# [GOAL]
Count lines with "System" in them. Report only the total.

======

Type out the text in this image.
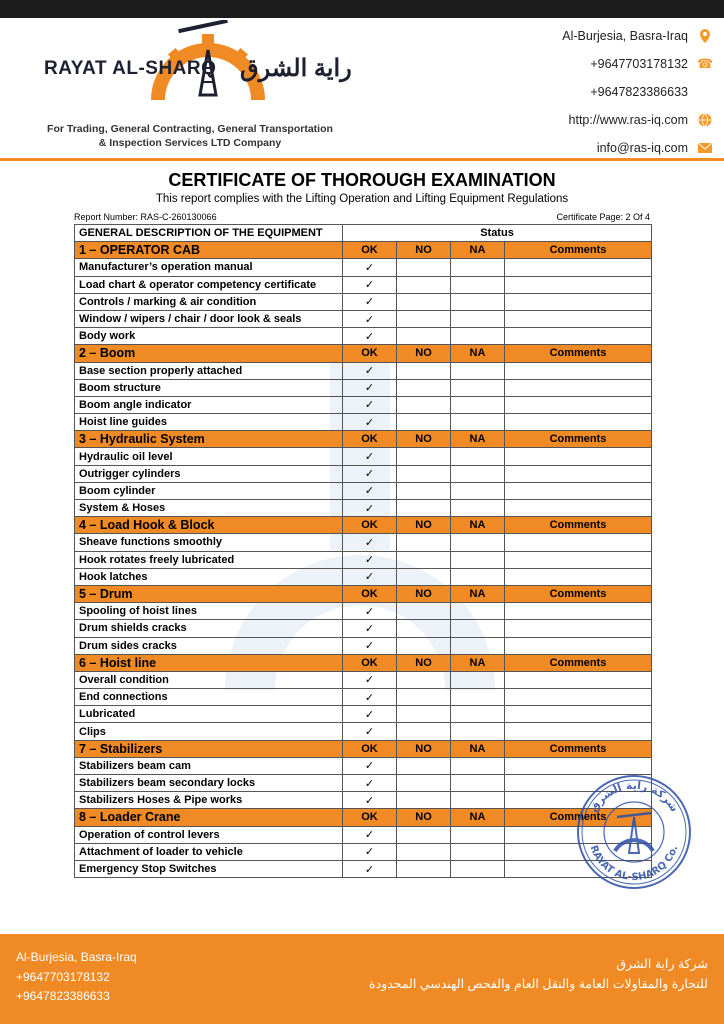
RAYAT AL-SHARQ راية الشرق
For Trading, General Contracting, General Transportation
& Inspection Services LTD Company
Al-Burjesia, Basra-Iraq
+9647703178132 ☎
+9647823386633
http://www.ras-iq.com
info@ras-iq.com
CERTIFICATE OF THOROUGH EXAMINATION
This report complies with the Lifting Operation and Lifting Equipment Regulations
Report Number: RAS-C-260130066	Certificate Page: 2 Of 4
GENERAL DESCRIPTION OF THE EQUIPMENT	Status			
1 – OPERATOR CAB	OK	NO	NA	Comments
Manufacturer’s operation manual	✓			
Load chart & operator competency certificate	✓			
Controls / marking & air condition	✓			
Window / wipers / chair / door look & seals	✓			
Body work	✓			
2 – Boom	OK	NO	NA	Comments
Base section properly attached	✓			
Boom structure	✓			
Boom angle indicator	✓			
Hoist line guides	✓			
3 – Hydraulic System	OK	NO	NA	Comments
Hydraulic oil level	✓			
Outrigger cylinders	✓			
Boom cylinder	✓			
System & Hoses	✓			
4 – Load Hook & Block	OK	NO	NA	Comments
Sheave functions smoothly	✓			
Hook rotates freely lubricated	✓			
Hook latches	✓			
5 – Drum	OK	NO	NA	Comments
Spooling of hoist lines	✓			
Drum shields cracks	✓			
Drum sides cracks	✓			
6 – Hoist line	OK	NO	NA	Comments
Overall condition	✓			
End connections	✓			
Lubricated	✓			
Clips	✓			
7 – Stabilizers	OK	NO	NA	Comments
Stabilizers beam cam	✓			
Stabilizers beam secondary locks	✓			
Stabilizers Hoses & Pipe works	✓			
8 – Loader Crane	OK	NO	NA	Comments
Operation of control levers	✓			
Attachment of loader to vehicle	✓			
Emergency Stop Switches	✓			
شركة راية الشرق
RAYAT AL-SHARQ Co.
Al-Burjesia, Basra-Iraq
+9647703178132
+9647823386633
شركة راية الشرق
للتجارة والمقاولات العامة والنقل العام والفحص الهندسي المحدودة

======

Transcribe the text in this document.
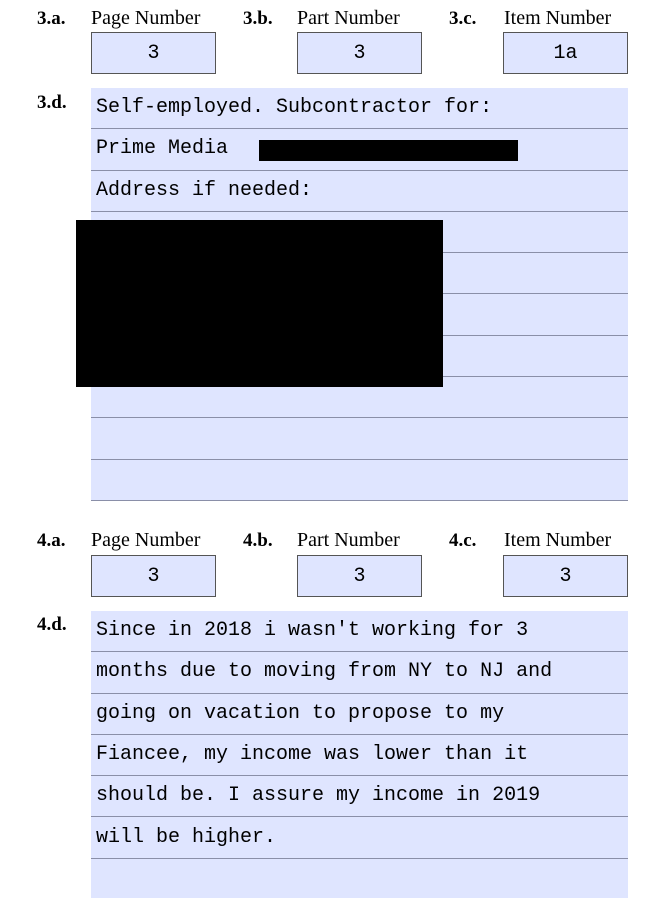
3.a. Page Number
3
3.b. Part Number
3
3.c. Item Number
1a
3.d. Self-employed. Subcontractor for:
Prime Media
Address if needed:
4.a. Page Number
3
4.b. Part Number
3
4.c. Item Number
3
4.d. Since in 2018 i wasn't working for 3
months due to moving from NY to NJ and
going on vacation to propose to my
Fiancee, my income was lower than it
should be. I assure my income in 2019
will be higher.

======

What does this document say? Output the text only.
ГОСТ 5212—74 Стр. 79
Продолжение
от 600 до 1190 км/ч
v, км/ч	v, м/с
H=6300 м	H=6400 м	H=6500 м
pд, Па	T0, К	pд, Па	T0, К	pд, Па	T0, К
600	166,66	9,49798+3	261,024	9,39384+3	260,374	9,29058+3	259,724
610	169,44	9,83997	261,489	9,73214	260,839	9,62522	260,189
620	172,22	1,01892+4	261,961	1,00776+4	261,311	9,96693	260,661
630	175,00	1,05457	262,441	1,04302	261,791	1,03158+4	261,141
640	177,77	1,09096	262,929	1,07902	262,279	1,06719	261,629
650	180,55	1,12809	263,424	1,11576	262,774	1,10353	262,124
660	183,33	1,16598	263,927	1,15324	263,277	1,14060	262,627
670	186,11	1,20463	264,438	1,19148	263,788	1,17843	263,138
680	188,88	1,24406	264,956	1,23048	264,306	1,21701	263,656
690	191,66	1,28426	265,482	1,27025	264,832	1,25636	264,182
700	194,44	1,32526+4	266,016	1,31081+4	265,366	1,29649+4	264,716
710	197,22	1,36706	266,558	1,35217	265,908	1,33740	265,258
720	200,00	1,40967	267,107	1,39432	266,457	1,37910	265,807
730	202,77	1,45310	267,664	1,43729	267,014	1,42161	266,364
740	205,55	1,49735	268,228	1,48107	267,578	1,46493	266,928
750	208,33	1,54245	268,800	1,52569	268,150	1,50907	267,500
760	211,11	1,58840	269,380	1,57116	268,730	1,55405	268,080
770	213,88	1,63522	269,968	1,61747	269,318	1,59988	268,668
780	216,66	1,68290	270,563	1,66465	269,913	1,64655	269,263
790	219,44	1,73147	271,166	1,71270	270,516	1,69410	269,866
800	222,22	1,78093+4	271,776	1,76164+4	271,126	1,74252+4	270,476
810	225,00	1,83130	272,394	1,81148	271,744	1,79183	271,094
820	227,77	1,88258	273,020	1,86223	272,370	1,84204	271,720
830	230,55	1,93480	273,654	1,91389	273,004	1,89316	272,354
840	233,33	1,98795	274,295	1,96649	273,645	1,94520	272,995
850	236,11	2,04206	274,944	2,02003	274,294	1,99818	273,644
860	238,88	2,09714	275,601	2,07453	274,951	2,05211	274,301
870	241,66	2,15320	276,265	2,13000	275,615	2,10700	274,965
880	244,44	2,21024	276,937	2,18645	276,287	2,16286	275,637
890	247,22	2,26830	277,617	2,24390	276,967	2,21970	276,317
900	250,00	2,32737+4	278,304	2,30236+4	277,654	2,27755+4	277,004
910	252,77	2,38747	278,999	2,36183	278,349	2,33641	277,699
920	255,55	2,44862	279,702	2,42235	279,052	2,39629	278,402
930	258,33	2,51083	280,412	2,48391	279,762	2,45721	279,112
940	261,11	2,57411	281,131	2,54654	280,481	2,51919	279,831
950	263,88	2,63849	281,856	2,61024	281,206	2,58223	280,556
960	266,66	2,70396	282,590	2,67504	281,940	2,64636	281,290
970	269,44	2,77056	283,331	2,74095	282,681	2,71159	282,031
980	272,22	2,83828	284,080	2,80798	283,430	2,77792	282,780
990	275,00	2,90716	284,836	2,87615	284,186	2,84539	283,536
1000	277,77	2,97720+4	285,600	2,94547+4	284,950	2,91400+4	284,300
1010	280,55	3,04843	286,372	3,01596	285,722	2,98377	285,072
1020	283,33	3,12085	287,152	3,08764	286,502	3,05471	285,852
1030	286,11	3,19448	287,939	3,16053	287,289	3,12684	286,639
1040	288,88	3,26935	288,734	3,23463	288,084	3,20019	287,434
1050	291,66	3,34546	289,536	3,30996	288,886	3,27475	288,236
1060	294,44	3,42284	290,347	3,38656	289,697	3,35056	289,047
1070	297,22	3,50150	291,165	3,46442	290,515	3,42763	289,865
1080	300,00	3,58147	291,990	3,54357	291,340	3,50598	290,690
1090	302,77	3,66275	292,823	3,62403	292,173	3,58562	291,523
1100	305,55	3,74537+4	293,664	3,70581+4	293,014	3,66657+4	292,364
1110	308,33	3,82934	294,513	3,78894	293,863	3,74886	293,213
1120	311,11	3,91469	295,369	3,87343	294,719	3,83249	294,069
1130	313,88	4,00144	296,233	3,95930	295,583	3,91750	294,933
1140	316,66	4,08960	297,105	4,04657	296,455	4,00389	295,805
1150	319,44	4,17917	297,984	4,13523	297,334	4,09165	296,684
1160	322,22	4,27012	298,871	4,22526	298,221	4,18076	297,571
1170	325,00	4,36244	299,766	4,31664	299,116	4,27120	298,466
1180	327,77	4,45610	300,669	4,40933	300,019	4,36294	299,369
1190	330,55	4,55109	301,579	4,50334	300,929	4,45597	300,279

======

# [THE RESULT]
2